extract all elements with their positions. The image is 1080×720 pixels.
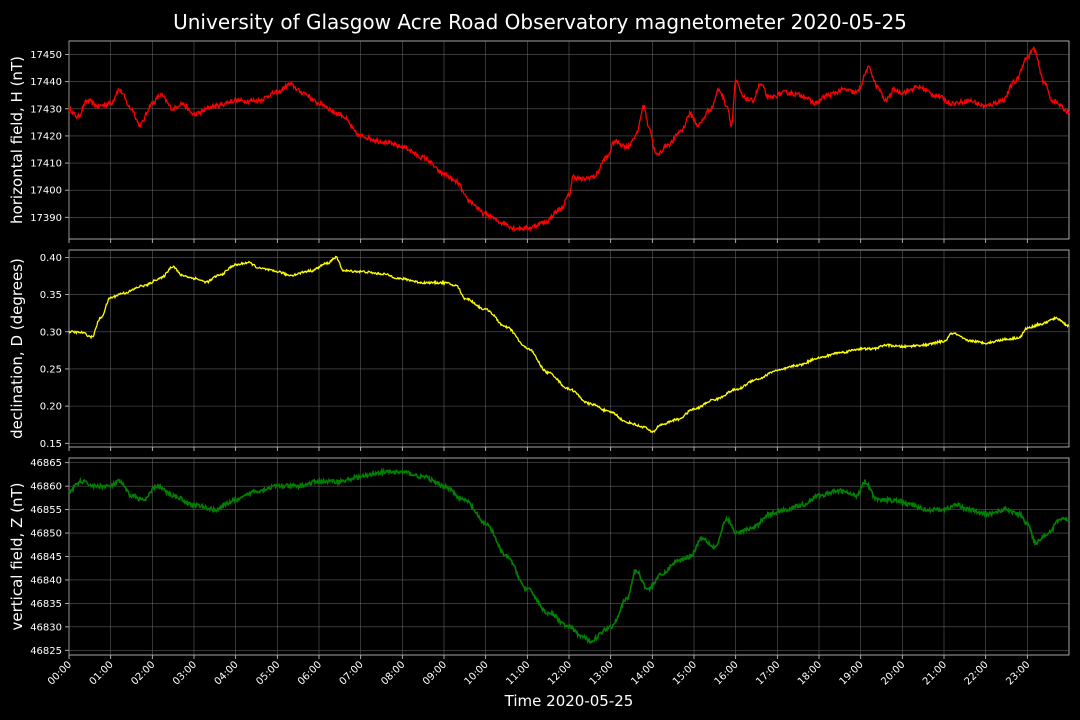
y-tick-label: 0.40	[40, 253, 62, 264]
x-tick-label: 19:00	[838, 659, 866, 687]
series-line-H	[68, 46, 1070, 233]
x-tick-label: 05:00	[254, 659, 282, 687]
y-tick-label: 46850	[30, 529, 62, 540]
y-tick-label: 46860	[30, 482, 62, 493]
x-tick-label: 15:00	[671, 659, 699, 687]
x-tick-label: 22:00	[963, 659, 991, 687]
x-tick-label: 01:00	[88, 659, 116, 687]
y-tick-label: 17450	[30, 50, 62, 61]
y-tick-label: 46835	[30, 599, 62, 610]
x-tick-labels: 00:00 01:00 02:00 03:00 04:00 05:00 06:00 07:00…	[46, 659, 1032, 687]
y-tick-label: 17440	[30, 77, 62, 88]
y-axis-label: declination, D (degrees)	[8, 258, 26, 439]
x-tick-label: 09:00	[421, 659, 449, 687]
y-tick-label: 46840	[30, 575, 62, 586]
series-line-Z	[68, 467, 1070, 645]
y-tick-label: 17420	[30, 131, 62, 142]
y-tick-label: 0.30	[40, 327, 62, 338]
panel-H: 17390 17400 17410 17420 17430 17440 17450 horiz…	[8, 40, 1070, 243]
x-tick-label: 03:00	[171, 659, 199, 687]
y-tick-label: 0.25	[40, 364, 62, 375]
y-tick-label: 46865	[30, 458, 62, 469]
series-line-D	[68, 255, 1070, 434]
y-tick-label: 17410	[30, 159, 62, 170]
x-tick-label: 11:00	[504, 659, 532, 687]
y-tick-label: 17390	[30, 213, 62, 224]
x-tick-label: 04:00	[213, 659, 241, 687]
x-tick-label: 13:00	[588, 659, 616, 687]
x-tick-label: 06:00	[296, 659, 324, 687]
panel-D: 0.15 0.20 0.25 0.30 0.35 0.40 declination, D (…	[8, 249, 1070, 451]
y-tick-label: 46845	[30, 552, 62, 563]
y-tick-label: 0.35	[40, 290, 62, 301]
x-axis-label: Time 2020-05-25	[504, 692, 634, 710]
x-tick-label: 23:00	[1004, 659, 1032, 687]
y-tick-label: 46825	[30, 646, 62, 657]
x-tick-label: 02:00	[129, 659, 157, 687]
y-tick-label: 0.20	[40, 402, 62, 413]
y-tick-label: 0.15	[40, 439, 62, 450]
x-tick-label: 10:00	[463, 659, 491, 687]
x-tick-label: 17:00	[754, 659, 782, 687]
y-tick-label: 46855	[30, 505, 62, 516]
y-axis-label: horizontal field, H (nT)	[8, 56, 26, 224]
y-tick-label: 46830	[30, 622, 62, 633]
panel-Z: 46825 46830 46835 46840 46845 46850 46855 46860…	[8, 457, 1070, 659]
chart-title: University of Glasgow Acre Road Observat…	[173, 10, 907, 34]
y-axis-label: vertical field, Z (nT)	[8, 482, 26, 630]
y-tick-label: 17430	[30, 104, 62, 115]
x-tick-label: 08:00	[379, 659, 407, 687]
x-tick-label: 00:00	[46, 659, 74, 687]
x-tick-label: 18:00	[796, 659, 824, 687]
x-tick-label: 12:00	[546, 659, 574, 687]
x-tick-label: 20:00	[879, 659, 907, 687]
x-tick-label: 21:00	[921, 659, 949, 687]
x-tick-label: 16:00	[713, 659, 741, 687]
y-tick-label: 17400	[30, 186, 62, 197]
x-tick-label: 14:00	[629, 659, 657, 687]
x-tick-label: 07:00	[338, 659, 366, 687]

☆ ☆ ☆ ☆ ☆

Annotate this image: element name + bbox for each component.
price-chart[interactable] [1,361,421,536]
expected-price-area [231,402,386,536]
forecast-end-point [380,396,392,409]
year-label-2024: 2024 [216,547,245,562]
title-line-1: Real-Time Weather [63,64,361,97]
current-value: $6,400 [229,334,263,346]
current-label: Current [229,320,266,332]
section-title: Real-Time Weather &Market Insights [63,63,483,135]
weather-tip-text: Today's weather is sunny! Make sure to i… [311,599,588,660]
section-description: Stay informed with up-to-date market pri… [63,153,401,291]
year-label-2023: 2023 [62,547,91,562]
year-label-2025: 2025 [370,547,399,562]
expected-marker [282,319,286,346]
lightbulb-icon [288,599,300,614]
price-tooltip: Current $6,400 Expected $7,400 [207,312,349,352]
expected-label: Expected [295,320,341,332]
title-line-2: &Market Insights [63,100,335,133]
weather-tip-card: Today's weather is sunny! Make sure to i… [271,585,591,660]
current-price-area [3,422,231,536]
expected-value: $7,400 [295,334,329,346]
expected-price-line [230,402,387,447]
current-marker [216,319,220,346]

☆ ☆ ☆ ☆ ☆

▶ What the task asks
Could you reproduce word for word the lines beginning with the one containing "Annotate this image: element" and continuing through the one containing "expected-price-line [230,402,387,447]"?

▶ Solution
Annotate this image: element name + bbox for each component.
price-chart[interactable] [1,361,421,536]
expected-price-area [231,402,386,536]
forecast-end-point [380,396,392,409]
year-label-2024: 2024 [216,547,245,562]
title-line-1: Real-Time Weather [63,64,361,97]
current-value: $6,400 [229,334,263,346]
current-label: Current [229,320,266,332]
section-title: Real-Time Weather &Market Insights [63,63,483,135]
weather-tip-text: Today's weather is sunny! Make sure to i… [311,599,588,660]
section-description: Stay informed with up-to-date market pri… [63,153,401,291]
year-label-2023: 2023 [62,547,91,562]
year-label-2025: 2025 [370,547,399,562]
expected-marker [282,319,286,346]
lightbulb-icon [288,599,300,614]
price-tooltip: Current $6,400 Expected $7,400 [207,312,349,352]
expected-label: Expected [295,320,341,332]
title-line-2: &Market Insights [63,100,335,133]
weather-tip-card: Today's weather is sunny! Make sure to i… [271,585,591,660]
current-price-area [3,422,231,536]
expected-value: $7,400 [295,334,329,346]
expected-price-line [230,402,387,447]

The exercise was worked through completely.